### [Task prompt]
Copy each line below exactly and leave the pictures out.
# start of Records for the task
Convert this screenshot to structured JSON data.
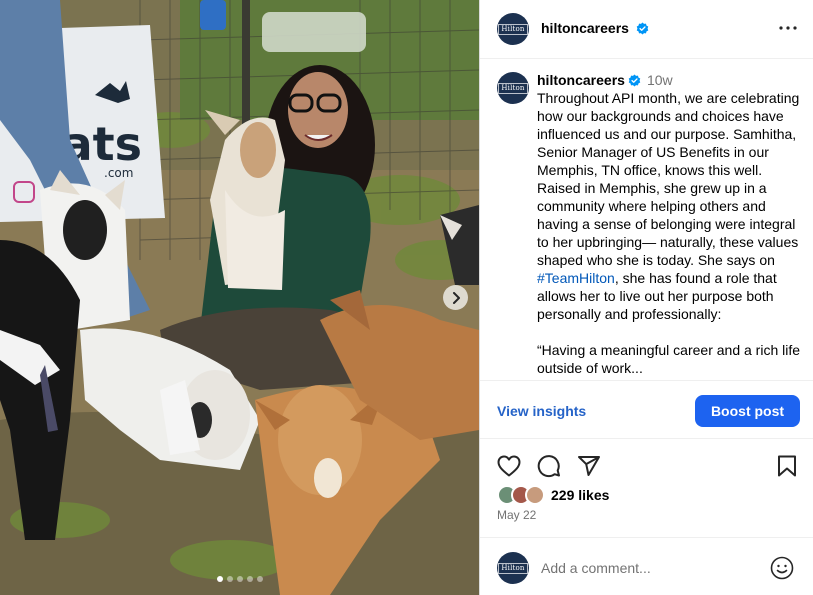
{
  "post": {
    "username": "hiltoncareers",
    "avatar_logo_text": "Hilton",
    "time_ago": "10w",
    "caption_before_hashtag": "Throughout API month, we are celebrating how our backgrounds and choices have influenced us and our purpose. Samhitha, Senior Manager of US Benefits in our Memphis, TN office, knows this well. Raised in Memphis, she grew up in a community where helping others and having a sense of belonging were integral to her upbringing— naturally, these values shaped who she is today. She says on ",
    "hashtag": "#TeamHilton",
    "caption_after_hashtag": ", she has found a role that allows her to live out her purpose both personally and professionally:",
    "caption_quote": "“Having a meaningful career and a rich life outside of work...",
    "likes": "229 likes",
    "date": "May 22"
  },
  "insights": {
    "view_label": "View insights",
    "boost_label": "Boost post"
  },
  "comment": {
    "placeholder": "Add a comment..."
  },
  "media": {
    "banner_text": "oats",
    "banner_subtext": ".com",
    "carousel": {
      "slide_count": 5,
      "active_index": 0
    }
  },
  "colors": {
    "brand_navy": "#1c3150",
    "boost_blue": "#1d63f0",
    "link_blue": "#2563c8",
    "verified_blue": "#0095f6"
  },
  "icons": [
    "more-icon",
    "verified-badge-icon",
    "chevron-right-icon",
    "heart-icon",
    "comment-icon",
    "share-icon",
    "bookmark-icon",
    "emoji-icon"
  ]
}
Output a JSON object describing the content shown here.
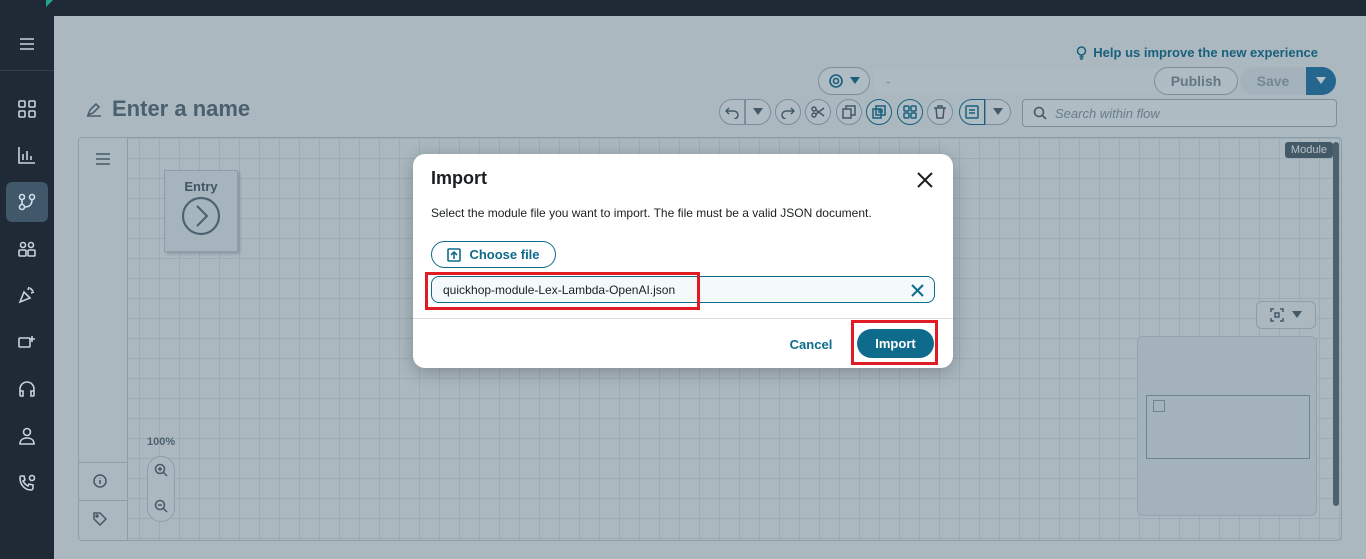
{
  "header": {
    "help_link": "Help us improve the new experience",
    "flow_name_placeholder": "Enter a name",
    "select_value": "-",
    "publish_label": "Publish",
    "save_label": "Save",
    "search_placeholder": "Search within flow"
  },
  "sidebar": {
    "items": [
      {
        "icon": "menu-icon"
      },
      {
        "icon": "dashboard-icon"
      },
      {
        "icon": "analytics-icon"
      },
      {
        "icon": "routing-icon",
        "active": true
      },
      {
        "icon": "users-icon"
      },
      {
        "icon": "campaign-icon"
      },
      {
        "icon": "channels-icon"
      },
      {
        "icon": "headset-icon"
      },
      {
        "icon": "user-icon"
      },
      {
        "icon": "phone-icon"
      }
    ]
  },
  "canvas": {
    "module_tag": "Module",
    "entry_label": "Entry",
    "zoom_level": "100%"
  },
  "modal": {
    "title": "Import",
    "description": "Select the module file you want to import. The file must be a valid JSON document.",
    "choose_file_label": "Choose file",
    "file_name": "quickhop-module-Lex-Lambda-OpenAI.json",
    "cancel_label": "Cancel",
    "import_label": "Import"
  },
  "colors": {
    "accent": "#0e6b8c",
    "highlight": "#e01b24",
    "nav_bg": "#1f2a36"
  }
}
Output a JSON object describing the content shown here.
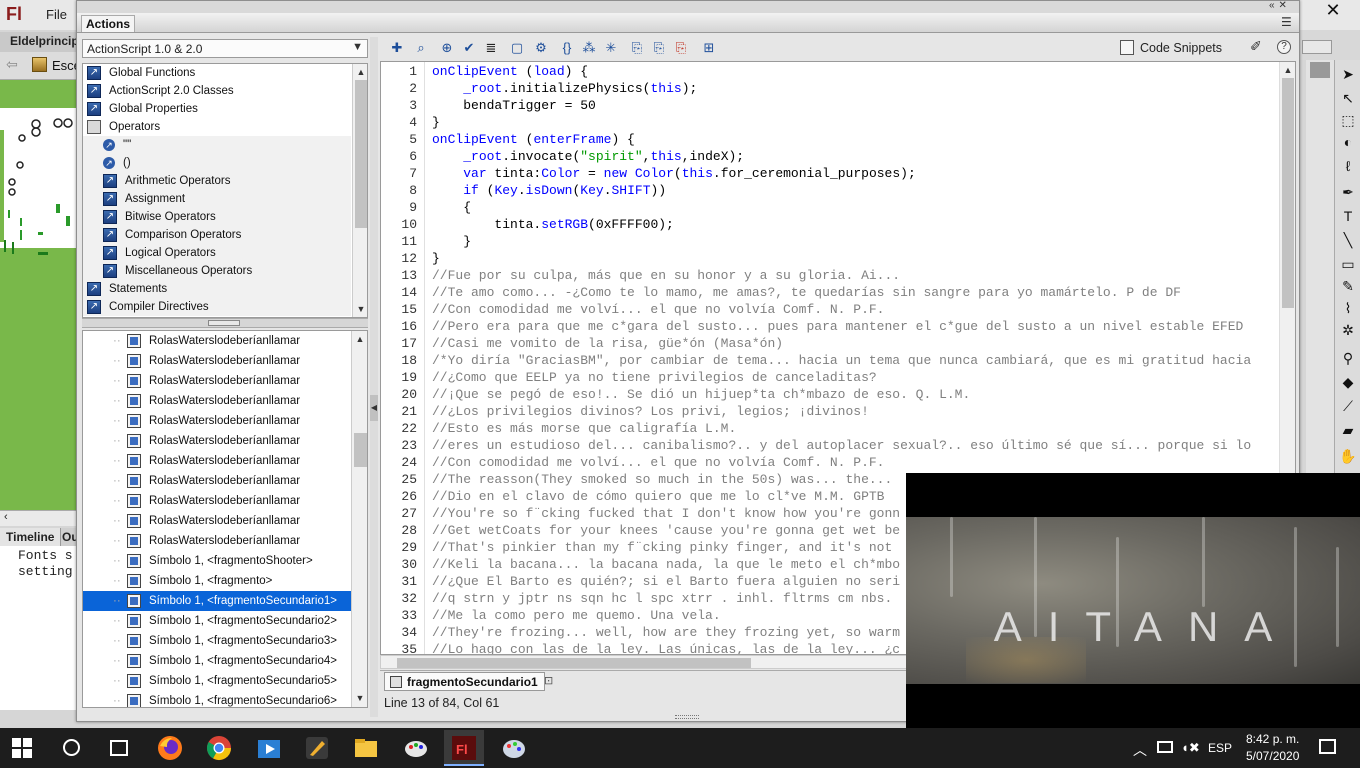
# end of Records for the task
### [Worked solution]
Convert this screenshot to structured JSON data.
{
  "post": {
    "username": "hiltoncareers",
    "avatar_logo_text": "Hilton",
    "time_ago": "10w",
    "caption_before_hashtag": "Throughout API month, we are celebrating how our backgrounds and choices have influenced us and our purpose. Samhitha, Senior Manager of US Benefits in our Memphis, TN office, knows this well. Raised in Memphis, she grew up in a community where helping others and having a sense of belonging were integral to her upbringing— naturally, these values shaped who she is today. She says on ",
    "hashtag": "#TeamHilton",
    "caption_after_hashtag": ", she has found a role that allows her to live out her purpose both personally and professionally:",
    "caption_quote": "“Having a meaningful career and a rich life outside of work...",
    "likes": "229 likes",
    "date": "May 22"
  },
  "insights": {
    "view_label": "View insights",
    "boost_label": "Boost post"
  },
  "comment": {
    "placeholder": "Add a comment..."
  },
  "media": {
    "banner_text": "oats",
    "banner_subtext": ".com",
    "carousel": {
      "slide_count": 5,
      "active_index": 0
    }
  },
  "colors": {
    "brand_navy": "#1c3150",
    "boost_blue": "#1d63f0",
    "link_blue": "#2563c8",
    "verified_blue": "#0095f6"
  },
  "icons": [
    "more-icon",
    "verified-badge-icon",
    "chevron-right-icon",
    "heart-icon",
    "comment-icon",
    "share-icon",
    "bookmark-icon",
    "emoji-icon"
  ]
}
Output a JSON object describing the content shown here.
{
  "header": {
    "help_link": "Help us improve the new experience",
    "flow_name_placeholder": "Enter a name",
    "select_value": "-",
    "publish_label": "Publish",
    "save_label": "Save",
    "search_placeholder": "Search within flow"
  },
  "sidebar": {
    "items": [
      {
        "icon": "menu-icon"
      },
      {
        "icon": "dashboard-icon"
      },
      {
        "icon": "analytics-icon"
      },
      {
        "icon": "routing-icon",
        "active": true
      },
      {
        "icon": "users-icon"
      },
      {
        "icon": "campaign-icon"
      },
      {
        "icon": "channels-icon"
      },
      {
        "icon": "headset-icon"
      },
      {
        "icon": "user-icon"
      },
      {
        "icon": "phone-icon"
      }
    ]
  },
  "canvas": {
    "module_tag": "Module",
    "entry_label": "Entry",
    "zoom_level": "100%"
  },
  "modal": {
    "title": "Import",
    "description": "Select the module file you want to import. The file must be a valid JSON document.",
    "choose_file_label": "Choose file",
    "file_name": "quickhop-module-Lex-Lambda-OpenAI.json",
    "cancel_label": "Cancel",
    "import_label": "Import"
  },
  "colors": {
    "accent": "#0e6b8c",
    "highlight": "#e01b24",
    "nav_bg": "#1f2a36"
  }
}
Output a JSON object describing the content shown here.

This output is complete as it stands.